SOBRE EL EJERCICIO:
Edita el fragmento de la columna que comienza en "La primera vez" y sigue hasta "que haya amado.". Escríbelo de nuevo con "azul marino" en lugar de "celeste".

TEXTO SELECCIONADO:
········

#Opinión:
Columna del
General Humberto Seijas Pittaluga @seijaspitt
Sesquipedalia
Eddy,
15 años
Nos conocimos cuando ella
tenía sólo dieciséis años y yo veinte.
La primera vez que la vi —vestía un traje celeste— el corazón me dio un
salto. Desde ese momento, puedo asegurar
que sí existe el amor a primera vista; porque cuando se acercó para ser presentada,
yo me dije: “Con esta me caso”. Y,
gracias a Dios, así fue. Después de tres
años de noviazgo casto e inocente, nos unimos en matrimonio y fue mi esposa por
cuarenta y tres años más; la única mujer a la que haya amado.

········

INFORMACIÓN:
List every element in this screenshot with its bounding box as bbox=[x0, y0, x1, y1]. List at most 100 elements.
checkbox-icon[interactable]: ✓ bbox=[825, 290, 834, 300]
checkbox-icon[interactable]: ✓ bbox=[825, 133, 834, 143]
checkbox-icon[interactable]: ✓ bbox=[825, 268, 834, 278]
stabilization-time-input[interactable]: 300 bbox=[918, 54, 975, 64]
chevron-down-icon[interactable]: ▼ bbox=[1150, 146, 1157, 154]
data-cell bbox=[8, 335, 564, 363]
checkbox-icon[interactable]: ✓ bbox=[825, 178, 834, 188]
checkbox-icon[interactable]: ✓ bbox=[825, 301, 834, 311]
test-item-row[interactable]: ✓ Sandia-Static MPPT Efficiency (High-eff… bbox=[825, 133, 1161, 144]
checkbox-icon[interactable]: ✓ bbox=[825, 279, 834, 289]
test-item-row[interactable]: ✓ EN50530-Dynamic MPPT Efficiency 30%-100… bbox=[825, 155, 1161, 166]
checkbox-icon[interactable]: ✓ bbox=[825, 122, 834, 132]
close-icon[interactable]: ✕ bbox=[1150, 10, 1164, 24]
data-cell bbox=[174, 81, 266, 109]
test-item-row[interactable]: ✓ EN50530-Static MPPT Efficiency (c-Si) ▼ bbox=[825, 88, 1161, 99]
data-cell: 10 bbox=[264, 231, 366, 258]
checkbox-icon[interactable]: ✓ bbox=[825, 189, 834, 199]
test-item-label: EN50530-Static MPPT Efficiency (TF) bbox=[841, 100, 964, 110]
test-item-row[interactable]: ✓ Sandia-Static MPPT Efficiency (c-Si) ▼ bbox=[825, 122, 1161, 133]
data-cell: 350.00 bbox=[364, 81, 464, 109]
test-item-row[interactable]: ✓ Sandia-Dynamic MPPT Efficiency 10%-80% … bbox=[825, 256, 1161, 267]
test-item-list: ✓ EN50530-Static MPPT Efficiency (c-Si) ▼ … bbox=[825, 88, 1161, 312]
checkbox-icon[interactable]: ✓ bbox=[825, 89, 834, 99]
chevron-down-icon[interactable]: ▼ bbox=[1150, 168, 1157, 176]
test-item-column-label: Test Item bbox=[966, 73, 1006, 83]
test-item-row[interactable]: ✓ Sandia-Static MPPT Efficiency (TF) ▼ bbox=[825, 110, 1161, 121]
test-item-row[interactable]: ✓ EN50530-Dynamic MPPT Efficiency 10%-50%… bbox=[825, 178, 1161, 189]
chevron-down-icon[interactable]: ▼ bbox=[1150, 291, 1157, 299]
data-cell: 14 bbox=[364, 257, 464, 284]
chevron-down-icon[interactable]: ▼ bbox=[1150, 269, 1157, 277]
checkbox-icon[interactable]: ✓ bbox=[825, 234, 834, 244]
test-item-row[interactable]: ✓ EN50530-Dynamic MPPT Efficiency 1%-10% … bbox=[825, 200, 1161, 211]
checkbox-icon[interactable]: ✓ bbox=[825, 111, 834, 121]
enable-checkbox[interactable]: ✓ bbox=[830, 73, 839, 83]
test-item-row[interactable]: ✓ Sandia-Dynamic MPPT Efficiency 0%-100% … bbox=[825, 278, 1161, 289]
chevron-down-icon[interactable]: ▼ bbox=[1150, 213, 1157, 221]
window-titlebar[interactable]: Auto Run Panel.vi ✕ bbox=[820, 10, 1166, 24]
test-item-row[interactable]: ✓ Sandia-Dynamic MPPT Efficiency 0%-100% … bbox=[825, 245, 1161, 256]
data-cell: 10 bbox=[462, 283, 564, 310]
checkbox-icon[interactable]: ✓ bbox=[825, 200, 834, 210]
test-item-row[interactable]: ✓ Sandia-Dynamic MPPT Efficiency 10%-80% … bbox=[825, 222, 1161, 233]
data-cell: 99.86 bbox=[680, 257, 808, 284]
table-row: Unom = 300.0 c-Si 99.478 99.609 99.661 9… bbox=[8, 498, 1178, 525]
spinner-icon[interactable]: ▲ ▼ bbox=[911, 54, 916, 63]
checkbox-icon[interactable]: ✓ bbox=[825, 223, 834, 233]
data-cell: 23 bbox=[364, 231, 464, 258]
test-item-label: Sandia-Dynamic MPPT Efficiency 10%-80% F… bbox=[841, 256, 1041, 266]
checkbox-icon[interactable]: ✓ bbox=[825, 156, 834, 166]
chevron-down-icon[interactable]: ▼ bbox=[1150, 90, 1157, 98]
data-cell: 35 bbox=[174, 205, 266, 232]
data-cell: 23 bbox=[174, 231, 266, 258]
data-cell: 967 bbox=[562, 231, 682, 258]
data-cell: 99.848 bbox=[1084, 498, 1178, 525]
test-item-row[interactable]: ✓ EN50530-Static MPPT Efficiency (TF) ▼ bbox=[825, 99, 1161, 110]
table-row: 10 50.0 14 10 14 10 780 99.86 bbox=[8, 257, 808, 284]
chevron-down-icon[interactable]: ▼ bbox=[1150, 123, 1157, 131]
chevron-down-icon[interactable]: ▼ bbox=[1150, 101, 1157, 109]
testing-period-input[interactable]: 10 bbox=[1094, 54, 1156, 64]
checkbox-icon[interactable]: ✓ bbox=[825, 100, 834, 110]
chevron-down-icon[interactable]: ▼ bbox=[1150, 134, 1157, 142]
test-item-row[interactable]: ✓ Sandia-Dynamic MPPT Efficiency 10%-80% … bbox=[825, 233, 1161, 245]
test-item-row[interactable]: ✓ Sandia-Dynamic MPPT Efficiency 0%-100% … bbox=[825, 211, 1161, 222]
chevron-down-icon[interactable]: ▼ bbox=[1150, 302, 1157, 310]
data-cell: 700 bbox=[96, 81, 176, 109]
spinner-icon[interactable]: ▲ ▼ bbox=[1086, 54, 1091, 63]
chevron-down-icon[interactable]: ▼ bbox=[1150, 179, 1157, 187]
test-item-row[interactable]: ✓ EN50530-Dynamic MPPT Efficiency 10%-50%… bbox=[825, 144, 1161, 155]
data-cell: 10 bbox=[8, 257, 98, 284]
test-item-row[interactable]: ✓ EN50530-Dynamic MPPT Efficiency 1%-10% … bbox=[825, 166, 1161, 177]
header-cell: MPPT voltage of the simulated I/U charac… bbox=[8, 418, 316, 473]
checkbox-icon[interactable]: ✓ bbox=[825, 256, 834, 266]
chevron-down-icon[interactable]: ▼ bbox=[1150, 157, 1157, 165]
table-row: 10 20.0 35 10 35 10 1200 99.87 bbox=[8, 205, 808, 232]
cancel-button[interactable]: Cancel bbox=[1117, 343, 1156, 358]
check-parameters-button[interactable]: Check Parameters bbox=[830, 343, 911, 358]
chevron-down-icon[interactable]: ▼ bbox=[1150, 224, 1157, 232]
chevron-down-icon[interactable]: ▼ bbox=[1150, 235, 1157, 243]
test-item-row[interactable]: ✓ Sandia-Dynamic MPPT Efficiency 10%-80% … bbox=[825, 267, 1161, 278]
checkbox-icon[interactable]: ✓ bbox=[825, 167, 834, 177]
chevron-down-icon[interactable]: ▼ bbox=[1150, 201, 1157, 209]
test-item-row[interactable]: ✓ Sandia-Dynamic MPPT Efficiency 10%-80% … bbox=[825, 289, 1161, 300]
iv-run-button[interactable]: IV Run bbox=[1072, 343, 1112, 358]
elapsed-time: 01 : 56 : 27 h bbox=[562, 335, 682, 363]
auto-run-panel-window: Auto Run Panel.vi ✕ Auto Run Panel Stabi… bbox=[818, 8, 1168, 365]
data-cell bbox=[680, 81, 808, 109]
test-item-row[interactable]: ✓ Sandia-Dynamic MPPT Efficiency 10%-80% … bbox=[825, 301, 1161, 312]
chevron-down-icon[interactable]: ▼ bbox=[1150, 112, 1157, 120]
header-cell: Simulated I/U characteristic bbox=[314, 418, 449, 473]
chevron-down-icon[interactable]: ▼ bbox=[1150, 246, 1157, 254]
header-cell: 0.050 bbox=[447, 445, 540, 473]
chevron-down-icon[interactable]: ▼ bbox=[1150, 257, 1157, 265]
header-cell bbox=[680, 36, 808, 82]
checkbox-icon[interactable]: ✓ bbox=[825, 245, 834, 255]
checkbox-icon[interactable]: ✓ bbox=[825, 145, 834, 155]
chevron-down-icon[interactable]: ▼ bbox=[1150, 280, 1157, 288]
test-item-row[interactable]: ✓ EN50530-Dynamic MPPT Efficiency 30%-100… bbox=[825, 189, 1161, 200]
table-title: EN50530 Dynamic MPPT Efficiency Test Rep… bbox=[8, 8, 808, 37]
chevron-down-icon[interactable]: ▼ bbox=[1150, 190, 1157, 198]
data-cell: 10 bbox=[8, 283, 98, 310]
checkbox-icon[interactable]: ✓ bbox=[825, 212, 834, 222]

········

RESPUESTA ESPERADA:
La primera vez que la vi —vestía un traje azul marino— el corazón me dio un
salto. Desde ese momento, puedo asegurar
que sí existe el amor a primera vista; porque cuando se acercó para ser presentada,
yo me dije: “Con esta me caso”. Y,
gracias a Dios, así fue. Después de tres
años de noviazgo casto e inocente, nos unimos en matrimonio y fue mi esposa por
cuarenta y tres años más; la única mujer a la que haya amado.